INSTRUCTIONS TO FOLLOW: Pick out and copy every line in the records below that contains the string "edit".

╭─ THE INPUT

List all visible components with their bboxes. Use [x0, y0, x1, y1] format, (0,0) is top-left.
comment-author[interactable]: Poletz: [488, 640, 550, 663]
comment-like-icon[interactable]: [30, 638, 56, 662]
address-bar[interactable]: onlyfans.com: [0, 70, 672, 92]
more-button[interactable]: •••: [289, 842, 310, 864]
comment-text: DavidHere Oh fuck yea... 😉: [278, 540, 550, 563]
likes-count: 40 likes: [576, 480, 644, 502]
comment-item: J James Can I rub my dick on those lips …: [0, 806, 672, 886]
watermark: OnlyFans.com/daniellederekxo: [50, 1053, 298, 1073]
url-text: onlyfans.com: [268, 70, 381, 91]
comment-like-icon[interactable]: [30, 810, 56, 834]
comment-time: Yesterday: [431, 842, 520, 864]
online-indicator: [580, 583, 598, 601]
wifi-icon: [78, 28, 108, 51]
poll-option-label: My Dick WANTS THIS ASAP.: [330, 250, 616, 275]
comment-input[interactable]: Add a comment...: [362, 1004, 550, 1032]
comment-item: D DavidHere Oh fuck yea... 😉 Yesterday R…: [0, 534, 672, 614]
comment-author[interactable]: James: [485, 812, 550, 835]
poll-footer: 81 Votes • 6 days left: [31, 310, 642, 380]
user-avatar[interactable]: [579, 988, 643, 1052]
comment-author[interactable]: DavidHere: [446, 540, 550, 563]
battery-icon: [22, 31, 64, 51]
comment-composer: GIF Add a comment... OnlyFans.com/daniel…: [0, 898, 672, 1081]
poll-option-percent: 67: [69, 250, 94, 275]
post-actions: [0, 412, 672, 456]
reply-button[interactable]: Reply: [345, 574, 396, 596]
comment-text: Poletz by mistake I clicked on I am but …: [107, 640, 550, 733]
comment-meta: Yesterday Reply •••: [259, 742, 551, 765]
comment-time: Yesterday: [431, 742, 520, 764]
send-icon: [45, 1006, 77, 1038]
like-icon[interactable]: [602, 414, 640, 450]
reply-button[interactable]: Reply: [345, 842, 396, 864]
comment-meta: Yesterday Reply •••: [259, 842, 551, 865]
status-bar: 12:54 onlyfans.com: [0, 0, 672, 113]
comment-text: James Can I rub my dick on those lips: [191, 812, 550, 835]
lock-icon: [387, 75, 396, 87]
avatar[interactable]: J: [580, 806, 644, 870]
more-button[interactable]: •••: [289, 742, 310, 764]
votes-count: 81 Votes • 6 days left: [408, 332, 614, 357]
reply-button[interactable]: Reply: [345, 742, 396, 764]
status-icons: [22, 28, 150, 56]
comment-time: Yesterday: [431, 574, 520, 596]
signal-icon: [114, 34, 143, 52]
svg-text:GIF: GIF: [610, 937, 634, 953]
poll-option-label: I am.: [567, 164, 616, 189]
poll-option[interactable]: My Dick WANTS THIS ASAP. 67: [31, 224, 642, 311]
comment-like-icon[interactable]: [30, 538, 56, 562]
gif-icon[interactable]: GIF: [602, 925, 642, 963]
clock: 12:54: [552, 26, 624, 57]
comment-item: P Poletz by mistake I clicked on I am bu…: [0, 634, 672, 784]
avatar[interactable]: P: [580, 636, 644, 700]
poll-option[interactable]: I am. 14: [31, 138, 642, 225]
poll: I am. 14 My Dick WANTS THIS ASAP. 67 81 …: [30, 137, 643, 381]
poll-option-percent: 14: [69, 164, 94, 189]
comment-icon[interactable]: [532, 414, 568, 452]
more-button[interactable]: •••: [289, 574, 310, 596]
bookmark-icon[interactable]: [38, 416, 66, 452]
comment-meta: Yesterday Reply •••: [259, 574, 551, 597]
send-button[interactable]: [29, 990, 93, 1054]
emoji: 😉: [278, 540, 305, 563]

╰─
╭─ THE INPUT

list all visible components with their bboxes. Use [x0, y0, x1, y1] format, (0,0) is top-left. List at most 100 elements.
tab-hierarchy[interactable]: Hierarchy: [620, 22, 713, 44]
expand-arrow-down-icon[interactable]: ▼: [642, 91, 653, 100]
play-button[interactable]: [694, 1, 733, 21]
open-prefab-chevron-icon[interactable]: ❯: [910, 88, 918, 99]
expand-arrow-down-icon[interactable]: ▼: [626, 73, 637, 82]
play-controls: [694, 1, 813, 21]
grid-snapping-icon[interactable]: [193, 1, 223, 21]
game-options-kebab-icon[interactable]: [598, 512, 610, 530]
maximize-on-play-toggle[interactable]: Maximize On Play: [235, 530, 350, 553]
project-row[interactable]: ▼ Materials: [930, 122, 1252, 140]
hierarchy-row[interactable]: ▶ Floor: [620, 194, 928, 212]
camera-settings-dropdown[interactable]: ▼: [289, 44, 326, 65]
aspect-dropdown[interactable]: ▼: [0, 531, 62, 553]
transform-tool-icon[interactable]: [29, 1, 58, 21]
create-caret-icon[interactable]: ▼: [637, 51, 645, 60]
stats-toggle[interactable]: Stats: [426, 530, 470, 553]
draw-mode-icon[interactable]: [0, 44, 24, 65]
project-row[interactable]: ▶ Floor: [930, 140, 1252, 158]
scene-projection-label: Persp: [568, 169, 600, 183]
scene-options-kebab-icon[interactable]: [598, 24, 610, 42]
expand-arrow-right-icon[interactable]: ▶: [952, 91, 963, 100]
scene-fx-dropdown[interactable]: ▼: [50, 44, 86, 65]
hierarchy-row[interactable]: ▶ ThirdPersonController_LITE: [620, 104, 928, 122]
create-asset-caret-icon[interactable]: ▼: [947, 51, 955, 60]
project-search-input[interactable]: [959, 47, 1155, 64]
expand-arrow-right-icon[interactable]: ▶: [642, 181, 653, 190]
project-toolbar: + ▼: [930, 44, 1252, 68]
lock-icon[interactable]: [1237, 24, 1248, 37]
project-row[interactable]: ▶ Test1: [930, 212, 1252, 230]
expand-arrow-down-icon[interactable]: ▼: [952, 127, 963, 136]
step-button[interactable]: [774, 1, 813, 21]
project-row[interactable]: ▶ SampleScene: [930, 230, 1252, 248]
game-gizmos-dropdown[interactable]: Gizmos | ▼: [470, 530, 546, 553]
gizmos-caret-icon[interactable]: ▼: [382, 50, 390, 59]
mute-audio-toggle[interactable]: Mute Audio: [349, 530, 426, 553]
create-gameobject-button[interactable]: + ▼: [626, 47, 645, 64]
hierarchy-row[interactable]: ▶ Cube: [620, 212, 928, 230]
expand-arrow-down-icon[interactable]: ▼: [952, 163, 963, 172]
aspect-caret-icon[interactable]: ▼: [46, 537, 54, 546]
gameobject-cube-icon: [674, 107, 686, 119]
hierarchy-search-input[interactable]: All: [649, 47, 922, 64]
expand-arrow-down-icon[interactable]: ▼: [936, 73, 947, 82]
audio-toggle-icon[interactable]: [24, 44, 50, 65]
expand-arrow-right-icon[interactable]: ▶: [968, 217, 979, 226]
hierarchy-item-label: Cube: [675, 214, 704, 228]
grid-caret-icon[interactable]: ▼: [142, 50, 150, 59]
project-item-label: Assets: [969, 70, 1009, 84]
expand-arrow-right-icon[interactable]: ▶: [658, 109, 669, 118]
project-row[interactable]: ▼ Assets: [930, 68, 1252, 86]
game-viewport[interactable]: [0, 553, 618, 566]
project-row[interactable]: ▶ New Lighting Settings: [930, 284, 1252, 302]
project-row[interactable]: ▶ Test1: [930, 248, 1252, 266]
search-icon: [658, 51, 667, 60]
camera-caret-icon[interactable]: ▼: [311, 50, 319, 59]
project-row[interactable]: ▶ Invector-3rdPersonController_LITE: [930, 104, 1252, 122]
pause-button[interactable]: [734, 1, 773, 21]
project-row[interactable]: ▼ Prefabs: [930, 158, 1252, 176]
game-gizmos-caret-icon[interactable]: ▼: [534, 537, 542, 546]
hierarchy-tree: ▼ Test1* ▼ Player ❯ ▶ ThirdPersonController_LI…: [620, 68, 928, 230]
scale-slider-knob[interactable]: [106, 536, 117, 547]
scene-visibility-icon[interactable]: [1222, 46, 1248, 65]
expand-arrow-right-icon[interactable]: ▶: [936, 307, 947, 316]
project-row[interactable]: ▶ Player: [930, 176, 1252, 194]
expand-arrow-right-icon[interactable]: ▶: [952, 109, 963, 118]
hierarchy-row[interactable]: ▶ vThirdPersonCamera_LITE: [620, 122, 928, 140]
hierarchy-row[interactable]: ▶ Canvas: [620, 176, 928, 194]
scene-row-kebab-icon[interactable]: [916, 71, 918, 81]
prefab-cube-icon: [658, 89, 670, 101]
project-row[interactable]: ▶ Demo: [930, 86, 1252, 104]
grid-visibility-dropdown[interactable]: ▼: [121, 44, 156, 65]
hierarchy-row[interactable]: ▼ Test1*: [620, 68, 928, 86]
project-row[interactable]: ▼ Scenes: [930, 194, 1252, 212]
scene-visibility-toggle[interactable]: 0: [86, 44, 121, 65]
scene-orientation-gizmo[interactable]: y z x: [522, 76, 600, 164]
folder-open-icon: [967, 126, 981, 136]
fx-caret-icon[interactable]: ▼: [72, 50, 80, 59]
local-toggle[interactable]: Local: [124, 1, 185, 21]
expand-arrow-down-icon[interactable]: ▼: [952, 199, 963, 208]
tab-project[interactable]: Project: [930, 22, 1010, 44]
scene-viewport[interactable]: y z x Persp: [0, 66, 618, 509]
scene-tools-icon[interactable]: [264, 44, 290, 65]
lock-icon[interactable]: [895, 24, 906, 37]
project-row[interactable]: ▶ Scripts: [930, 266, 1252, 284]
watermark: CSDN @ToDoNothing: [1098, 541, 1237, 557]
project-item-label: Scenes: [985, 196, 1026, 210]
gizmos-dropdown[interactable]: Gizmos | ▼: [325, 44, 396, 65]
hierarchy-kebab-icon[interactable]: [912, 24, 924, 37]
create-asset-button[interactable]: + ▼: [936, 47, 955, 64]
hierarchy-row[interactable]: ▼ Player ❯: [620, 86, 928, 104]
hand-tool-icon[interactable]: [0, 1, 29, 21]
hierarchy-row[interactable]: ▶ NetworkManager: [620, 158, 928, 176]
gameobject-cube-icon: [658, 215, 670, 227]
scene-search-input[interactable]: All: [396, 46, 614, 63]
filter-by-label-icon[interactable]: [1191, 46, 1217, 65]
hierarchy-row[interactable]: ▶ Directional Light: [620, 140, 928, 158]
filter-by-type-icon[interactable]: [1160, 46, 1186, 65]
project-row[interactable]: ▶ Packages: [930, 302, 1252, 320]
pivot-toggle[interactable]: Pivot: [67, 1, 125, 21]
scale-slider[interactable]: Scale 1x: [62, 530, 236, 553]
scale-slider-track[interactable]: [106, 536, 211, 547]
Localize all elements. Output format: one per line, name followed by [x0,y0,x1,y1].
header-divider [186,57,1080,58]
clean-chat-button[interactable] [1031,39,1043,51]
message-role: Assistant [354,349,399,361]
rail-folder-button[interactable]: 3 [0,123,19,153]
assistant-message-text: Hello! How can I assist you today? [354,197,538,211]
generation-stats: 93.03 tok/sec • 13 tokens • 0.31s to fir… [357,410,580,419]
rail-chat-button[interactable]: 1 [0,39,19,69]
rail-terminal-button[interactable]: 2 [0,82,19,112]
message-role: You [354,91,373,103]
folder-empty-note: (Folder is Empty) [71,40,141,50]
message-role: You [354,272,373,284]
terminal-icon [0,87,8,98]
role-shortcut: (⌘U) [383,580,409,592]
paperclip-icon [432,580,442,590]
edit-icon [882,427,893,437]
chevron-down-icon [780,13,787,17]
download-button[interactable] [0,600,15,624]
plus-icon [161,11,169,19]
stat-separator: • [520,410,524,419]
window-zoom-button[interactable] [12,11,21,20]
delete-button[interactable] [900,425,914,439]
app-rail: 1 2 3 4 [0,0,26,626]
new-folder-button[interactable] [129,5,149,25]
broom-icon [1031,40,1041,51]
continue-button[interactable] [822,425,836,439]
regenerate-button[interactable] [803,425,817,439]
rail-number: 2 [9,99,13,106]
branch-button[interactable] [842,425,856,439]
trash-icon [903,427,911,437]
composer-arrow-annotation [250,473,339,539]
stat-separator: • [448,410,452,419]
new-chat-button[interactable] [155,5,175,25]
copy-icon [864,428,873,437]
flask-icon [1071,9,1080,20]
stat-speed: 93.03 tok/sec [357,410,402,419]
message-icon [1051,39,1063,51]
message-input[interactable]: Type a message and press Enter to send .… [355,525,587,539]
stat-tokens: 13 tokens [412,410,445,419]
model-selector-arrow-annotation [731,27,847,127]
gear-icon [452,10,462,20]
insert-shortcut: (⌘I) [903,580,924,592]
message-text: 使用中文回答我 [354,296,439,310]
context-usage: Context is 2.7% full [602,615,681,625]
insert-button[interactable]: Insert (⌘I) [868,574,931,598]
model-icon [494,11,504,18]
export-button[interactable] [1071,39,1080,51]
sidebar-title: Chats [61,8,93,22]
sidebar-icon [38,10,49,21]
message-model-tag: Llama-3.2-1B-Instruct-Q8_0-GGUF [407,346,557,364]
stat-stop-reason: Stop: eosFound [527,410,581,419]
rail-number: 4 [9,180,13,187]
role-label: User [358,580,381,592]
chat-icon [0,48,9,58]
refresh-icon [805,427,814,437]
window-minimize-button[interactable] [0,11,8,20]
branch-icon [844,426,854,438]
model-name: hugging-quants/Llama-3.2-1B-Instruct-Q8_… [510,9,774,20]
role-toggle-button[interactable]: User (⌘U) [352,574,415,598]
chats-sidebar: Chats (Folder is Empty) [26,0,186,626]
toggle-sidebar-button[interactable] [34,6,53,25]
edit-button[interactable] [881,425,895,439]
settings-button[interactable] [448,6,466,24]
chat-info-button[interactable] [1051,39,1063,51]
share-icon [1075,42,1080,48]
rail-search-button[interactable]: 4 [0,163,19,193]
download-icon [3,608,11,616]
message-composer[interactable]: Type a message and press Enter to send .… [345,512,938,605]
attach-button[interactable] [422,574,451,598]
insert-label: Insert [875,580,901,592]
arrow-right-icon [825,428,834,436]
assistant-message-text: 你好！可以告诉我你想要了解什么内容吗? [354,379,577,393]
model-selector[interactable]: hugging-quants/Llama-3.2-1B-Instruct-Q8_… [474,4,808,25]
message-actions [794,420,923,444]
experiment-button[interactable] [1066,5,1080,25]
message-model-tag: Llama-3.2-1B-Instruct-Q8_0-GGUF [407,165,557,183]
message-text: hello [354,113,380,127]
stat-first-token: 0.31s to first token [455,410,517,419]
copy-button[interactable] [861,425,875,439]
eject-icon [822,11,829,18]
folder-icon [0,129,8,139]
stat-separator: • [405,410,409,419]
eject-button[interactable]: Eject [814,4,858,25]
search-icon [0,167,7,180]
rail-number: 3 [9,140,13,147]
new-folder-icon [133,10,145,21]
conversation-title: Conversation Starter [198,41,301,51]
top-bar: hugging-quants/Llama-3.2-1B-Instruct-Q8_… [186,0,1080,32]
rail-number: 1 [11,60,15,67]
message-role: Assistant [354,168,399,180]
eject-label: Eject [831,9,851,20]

╰─
╭─ THE INPUT

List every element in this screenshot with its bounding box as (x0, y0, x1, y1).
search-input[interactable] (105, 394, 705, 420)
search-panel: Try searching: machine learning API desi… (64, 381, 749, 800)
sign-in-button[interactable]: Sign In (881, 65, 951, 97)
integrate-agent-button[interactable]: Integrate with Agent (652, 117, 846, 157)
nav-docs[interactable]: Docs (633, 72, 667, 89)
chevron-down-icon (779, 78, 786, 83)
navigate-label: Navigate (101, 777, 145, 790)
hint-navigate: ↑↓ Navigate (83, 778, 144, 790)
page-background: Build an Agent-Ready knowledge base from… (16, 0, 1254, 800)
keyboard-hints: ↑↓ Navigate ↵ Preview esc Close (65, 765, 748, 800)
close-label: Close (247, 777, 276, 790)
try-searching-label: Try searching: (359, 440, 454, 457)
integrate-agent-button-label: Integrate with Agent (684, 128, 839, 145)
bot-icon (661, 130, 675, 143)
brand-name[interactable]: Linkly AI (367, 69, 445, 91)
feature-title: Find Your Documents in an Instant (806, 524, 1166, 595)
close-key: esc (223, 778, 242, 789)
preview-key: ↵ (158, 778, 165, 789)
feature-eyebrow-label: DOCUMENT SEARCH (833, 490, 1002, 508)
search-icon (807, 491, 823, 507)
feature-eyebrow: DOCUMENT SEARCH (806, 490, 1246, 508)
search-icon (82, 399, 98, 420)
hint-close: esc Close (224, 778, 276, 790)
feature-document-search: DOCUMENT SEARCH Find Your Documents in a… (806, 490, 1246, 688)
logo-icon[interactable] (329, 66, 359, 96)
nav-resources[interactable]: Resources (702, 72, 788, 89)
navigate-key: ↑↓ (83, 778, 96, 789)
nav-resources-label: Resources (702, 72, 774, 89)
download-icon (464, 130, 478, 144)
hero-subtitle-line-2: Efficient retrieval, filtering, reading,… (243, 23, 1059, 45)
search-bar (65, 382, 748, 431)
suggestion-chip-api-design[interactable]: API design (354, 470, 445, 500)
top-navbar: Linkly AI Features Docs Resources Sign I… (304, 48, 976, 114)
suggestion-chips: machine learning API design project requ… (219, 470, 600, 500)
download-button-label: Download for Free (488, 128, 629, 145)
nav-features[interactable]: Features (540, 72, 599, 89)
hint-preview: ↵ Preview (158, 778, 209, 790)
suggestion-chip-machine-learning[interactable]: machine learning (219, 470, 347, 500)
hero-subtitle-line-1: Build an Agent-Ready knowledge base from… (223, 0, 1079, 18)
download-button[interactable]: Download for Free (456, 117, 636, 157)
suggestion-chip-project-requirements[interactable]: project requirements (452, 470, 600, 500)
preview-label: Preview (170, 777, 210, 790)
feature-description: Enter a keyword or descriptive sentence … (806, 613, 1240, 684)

╰─

RIGHT ANSWER:
edit-icon [882,427,893,437]
edit-button[interactable] [881,425,895,439]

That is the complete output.